▶ [Text segment]:
BEGIN
Song by Metallica

from the album ...And Justice for All
- Released: August 25, 1988
- Genre: Thrash metal; progressive metal;
- Length: 6:42
- Label: Elektra
- Composers: James Hetfield; Lars Ulrich; Jason Newsted;
- Lyricist: James Hetfield;
- Producers: James Hetfield; Flemming Rasmussen; Lars Ulrich;

Audio
- "Blackened" on YouTube

= Blackened (song) =

1988 song by Metallica

"Blackened" is a song by American heavy metal band Metallica and the opening track from their fourth studio album, ...And Justice for All, released on August 25, 1988. Written by band members James Hetfield, Lars Ulrich, and Jason Newsted, it is a thrash metal song with environmentalist lyrics that discuss the idea of nuclear warfare leading to the extinction of humanity and the destruction of Earth. It is the first Metallica song Newsted was credited with writing and the only song he is credited for on the album. Hetfield and Ulrich produced the track with Flemming Rasmussen.

"Blackened" has been positively received by critics, who praised its composition and usage as an opening song, with others also complimenting its lyrics. Several publications consider it to be one of the band's best songs, and it has been described as a fan favorite. It is among Metallica's most performed songs live from ...And Justice for All, and has been subject to several cover versions. In 2020, the band recorded an acoustic rendition of the song titled "Blackened 2020", which was released as a single on May 15, 2020. "Blackened" later became the namesake for the band's future independent record label and its whiskey brand. It has been certified gold by the Australian Recording Industry Association and the Recording Industry Association of America.

== Background and release ==
Metallica began work on their fourth studio album, ...And Justice for All, in 1987. It was their first album featuring bassist Jason Newsted, who joined the band following the death of Cliff Burton the previous year. While most of the album was written by band members James Hetfield, Lars Ulrich, and Kirk Hammett, Newsted received his only co-writing credit on the album for composing "Blackeneds main bass guitar riff. The song was also the first one to be written for the album. The album was produced by Flemming Rasmussen with some assistance from Hetfield and Ulrich. Due to decisions made by the band during the production of ...And Justice for All, the album, including "Blackened", notoriously lacks an audible bass mix.

...And Justice for All was released on August 25, 1988, through Elektra Records; "Blackened" is the album's opening track. Live versions of "Blackened" have been included as B-sides for some future Metallica singles, specifically 2003's "Frantic" and 2008's "All Nightmare Long", as well as several of the band's live albums. In 2018, a remastered version of ...And Justice for All, including "Blackened", was released. Alongside the release of the remaster, a deluxe box set for the album was released that included several demos and live recordings of "Blackened". The song has been certified gold by the Australian Recording Industry Association (ARIA) and the Recording Industry Association of America (RIAA).
END
▶ [Data shown]:
BEGIN
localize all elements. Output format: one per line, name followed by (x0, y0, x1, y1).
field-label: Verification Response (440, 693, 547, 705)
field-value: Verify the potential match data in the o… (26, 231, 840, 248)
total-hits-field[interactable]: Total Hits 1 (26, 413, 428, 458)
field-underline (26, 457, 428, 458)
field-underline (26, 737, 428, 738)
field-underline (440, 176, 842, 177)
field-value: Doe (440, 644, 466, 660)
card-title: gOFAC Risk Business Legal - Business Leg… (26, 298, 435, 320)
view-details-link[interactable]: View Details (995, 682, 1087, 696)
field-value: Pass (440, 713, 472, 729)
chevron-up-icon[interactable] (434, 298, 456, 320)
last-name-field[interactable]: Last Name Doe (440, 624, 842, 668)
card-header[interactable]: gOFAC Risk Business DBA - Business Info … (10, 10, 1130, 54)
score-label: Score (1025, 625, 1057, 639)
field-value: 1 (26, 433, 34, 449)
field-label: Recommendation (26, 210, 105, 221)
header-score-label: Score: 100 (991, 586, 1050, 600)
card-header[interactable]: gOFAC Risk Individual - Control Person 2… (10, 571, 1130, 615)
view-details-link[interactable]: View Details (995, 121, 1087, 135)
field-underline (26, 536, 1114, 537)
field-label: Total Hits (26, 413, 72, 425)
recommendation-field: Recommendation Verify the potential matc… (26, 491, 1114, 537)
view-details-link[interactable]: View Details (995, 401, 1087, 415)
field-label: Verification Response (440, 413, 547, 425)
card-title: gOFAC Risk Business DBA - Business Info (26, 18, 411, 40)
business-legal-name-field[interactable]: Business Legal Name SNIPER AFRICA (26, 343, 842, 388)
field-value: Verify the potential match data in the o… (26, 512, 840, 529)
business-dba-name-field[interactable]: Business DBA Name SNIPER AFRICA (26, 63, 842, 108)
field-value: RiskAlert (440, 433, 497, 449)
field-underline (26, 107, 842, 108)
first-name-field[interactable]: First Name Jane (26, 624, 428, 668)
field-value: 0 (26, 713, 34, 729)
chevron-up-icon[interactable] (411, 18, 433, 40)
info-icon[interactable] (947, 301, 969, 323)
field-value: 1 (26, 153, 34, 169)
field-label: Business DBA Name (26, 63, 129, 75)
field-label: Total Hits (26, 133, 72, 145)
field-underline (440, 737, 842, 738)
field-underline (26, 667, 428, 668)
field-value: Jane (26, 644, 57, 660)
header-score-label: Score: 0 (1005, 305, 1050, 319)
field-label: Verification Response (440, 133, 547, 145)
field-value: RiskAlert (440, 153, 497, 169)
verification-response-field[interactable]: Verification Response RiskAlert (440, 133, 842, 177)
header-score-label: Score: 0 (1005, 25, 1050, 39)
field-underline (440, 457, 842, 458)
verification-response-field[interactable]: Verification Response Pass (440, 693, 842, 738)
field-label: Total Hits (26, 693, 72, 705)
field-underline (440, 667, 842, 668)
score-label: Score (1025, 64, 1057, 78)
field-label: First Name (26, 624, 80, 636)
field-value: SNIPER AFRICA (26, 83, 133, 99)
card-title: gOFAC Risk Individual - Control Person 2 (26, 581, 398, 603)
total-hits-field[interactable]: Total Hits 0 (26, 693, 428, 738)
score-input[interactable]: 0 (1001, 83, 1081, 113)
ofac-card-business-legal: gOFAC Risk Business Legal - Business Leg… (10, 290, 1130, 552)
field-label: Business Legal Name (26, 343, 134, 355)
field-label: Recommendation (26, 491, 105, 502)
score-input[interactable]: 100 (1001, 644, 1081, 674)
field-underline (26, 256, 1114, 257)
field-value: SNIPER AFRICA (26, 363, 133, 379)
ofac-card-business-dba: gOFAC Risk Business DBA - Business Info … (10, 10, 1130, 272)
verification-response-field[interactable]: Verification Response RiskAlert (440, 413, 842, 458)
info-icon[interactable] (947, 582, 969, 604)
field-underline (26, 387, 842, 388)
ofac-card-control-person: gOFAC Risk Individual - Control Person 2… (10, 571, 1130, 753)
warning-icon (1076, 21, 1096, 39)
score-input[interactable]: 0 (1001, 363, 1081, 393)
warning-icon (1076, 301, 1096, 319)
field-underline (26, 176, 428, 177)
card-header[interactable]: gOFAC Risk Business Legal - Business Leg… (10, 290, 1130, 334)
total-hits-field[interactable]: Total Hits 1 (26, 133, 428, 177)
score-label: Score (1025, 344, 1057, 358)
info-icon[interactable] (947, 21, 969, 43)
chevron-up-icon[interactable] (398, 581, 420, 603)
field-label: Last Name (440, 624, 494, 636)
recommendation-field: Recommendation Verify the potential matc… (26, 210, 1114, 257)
END
▶ [Problems to solve]:
(a) According to the Blackened text, on what date was "Blackened 2020" released as a single?
(b) Please return the stretch of the Blackened text from "1988 song by" through "with Flemming Rasmussen.", copied word for word.
Work from the text by itself and leave the records out of it.

▶ [Task-by-task solutions]:
(a) May 15, 2020.

(b)
1988 song by Metallica

"Blackened" is a song by American heavy metal band Metallica and the opening track from their fourth studio album, ...And Justice for All, released on August 25, 1988. Written by band members James Hetfield, Lars Ulrich, and Jason Newsted, it is a thrash metal song with environmentalist lyrics that discuss the idea of nuclear warfare leading to the extinction of humanity and the destruction of Earth. It is the first Metallica song Newsted was credited with writing and the only song he is credited for on the album. Hetfield and Ulrich produced the track with Flemming Rasmussen.